— STATED PROBLEM —
Copy out every record below, word for word.

— EXCERPTED RECORDS —
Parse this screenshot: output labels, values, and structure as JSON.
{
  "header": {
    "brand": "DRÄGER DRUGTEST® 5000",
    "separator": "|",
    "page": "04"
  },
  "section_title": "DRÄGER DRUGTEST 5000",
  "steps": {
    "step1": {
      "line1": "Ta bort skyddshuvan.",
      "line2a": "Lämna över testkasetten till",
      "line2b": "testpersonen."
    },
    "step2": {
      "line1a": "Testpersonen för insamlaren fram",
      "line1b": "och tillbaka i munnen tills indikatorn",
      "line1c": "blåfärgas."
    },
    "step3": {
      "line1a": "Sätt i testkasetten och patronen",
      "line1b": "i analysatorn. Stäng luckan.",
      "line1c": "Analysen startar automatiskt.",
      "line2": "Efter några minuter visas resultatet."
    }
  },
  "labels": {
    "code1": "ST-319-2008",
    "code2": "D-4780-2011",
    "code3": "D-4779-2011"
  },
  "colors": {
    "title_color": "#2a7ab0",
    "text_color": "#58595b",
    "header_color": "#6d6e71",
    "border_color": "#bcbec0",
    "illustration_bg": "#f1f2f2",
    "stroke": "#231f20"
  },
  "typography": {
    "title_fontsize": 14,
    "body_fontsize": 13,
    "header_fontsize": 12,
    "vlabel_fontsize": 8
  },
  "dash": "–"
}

— THE OUTPUT —
Parse this screenshot: output labels, values, and structure as JSON.
{
  "header": {
    "brand": "DRÄGER DRUGTEST® 5000",
    "separator": "|",
    "page": "04"
  },
  "section_title": "DRÄGER DRUGTEST 5000",
  "steps": {
    "step1": {
      "line1": "Ta bort skyddshuvan.",
      "line2a": "Lämna över testkasetten till",
      "line2b": "testpersonen."
    },
    "step2": {
      "line1a": "Testpersonen för insamlaren fram",
      "line1b": "och tillbaka i munnen tills indikatorn",
      "line1c": "blåfärgas."
    },
    "step3": {
      "line1a": "Sätt i testkasetten och patronen",
      "line1b": "i analysatorn. Stäng luckan.",
      "line1c": "Analysen startar automatiskt.",
      "line2": "Efter några minuter visas resultatet."
    }
  },
  "labels": {
    "code1": "ST-319-2008",
    "code2": "D-4780-2011",
    "code3": "D-4779-2011"
  },
  "colors": {
    "title_color": "#2a7ab0",
    "text_color": "#58595b",
    "header_color": "#6d6e71",
    "border_color": "#bcbec0",
    "illustration_bg": "#f1f2f2",
    "stroke": "#231f20"
  },
  "typography": {
    "title_fontsize": 14,
    "body_fontsize": 13,
    "header_fontsize": 12,
    "vlabel_fontsize": 8
  },
  "dash": "–"
}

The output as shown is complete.